__Records from a collection of figures__:
_ _ _ _

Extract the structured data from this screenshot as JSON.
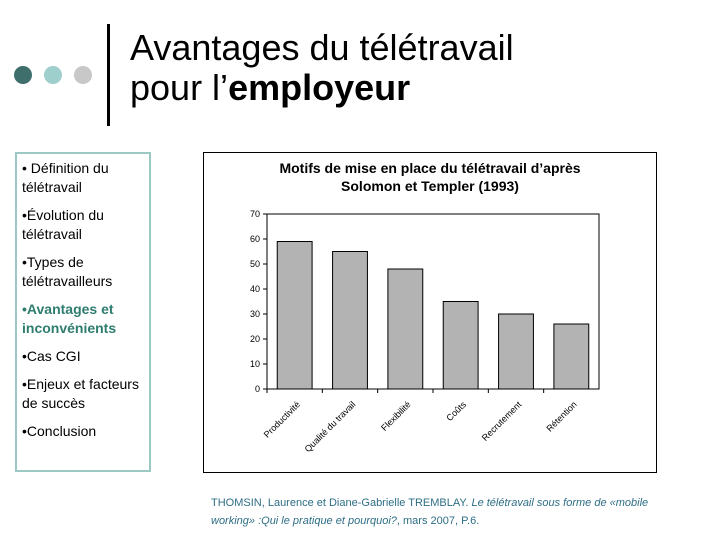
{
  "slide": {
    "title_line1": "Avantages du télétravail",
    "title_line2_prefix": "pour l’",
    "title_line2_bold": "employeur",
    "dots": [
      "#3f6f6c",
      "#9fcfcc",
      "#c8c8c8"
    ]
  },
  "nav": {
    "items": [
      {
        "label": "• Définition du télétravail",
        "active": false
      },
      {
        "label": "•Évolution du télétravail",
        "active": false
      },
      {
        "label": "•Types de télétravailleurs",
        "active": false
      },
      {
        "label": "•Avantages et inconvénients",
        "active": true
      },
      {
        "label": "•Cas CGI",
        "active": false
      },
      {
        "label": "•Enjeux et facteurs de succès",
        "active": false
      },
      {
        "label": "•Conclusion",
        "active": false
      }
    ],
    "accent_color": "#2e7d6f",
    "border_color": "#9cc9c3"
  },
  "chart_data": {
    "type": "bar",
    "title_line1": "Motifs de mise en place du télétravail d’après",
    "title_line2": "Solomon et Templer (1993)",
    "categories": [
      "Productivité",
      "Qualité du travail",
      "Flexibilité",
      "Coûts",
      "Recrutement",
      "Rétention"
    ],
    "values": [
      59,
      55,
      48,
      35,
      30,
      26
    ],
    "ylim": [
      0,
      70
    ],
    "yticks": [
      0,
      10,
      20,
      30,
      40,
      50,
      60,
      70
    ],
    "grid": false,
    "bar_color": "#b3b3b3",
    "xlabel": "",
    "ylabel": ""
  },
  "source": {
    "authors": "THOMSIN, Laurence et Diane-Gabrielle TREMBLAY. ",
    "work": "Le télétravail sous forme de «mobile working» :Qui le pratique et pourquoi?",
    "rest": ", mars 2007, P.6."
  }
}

_ _ _ _

__AIM OF THE EXERCISE__:
Drop the pictures and reproduce the rest of the entries above exactly.

__WRITTEN REPLY__:
Extract the structured data from this screenshot as JSON.
{
  "slide": {
    "title_line1": "Avantages du télétravail",
    "title_line2_prefix": "pour l’",
    "title_line2_bold": "employeur",
    "dots": [
      "#3f6f6c",
      "#9fcfcc",
      "#c8c8c8"
    ]
  },
  "nav": {
    "items": [
      {
        "label": "• Définition du télétravail",
        "active": false
      },
      {
        "label": "•Évolution du télétravail",
        "active": false
      },
      {
        "label": "•Types de télétravailleurs",
        "active": false
      },
      {
        "label": "•Avantages et inconvénients",
        "active": true
      },
      {
        "label": "•Cas CGI",
        "active": false
      },
      {
        "label": "•Enjeux et facteurs de succès",
        "active": false
      },
      {
        "label": "•Conclusion",
        "active": false
      }
    ],
    "accent_color": "#2e7d6f",
    "border_color": "#9cc9c3"
  },
  "chart_data": {
    "type": "bar",
    "title_line1": "Motifs de mise en place du télétravail d’après",
    "title_line2": "Solomon et Templer (1993)",
    "categories": [
      "Productivité",
      "Qualité du travail",
      "Flexibilité",
      "Coûts",
      "Recrutement",
      "Rétention"
    ],
    "values": [
      59,
      55,
      48,
      35,
      30,
      26
    ],
    "ylim": [
      0,
      70
    ],
    "yticks": [
      0,
      10,
      20,
      30,
      40,
      50,
      60,
      70
    ],
    "grid": false,
    "bar_color": "#b3b3b3",
    "xlabel": "",
    "ylabel": ""
  },
  "source": {
    "authors": "THOMSIN, Laurence et Diane-Gabrielle TREMBLAY. ",
    "work": "Le télétravail sous forme de «mobile working» :Qui le pratique et pourquoi?",
    "rest": ", mars 2007, P.6."
  }
}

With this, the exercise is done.